Answer with one number: the count of lines in this material that hold the word "color".

::::

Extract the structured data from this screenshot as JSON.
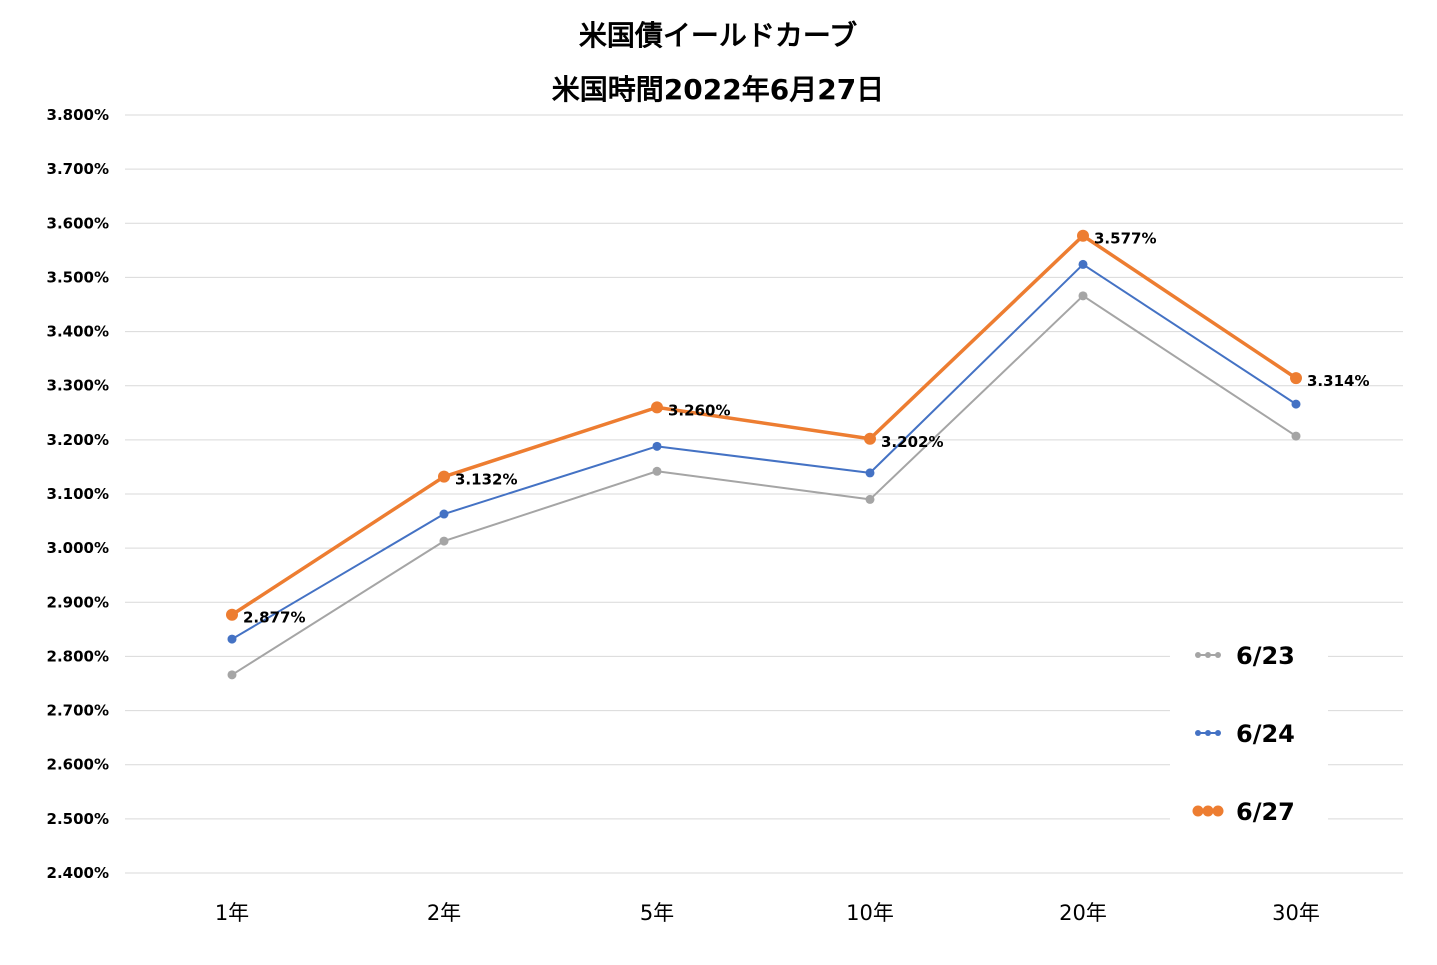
{
  "chart_data": {
    "type": "line",
    "title": "米国債イールドカーブ",
    "subtitle": "米国時間2022年6月27日",
    "categories": [
      "1年",
      "2年",
      "5年",
      "10年",
      "20年",
      "30年"
    ],
    "y_ticks": [
      "3.800%",
      "3.700%",
      "3.600%",
      "3.500%",
      "3.400%",
      "3.300%",
      "3.200%",
      "3.100%",
      "3.000%",
      "2.900%",
      "2.800%",
      "2.700%",
      "2.600%",
      "2.500%",
      "2.400%"
    ],
    "ylim": [
      2.4,
      3.8
    ],
    "grid": true,
    "legend_position": "bottom-right",
    "series": [
      {
        "name": "6/23",
        "color": "#a5a5a5",
        "values": [
          2.766,
          3.013,
          3.142,
          3.09,
          3.466,
          3.207
        ],
        "labels": []
      },
      {
        "name": "6/24",
        "color": "#4472c4",
        "values": [
          2.832,
          3.063,
          3.188,
          3.139,
          3.524,
          3.266
        ],
        "labels": []
      },
      {
        "name": "6/27",
        "color": "#ed7d31",
        "values": [
          2.877,
          3.132,
          3.26,
          3.202,
          3.577,
          3.314
        ],
        "labels": [
          "2.877%",
          "3.132%",
          "3.260%",
          "3.202%",
          "3.577%",
          "3.314%"
        ]
      }
    ]
  }
}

::::

Problem solution: 3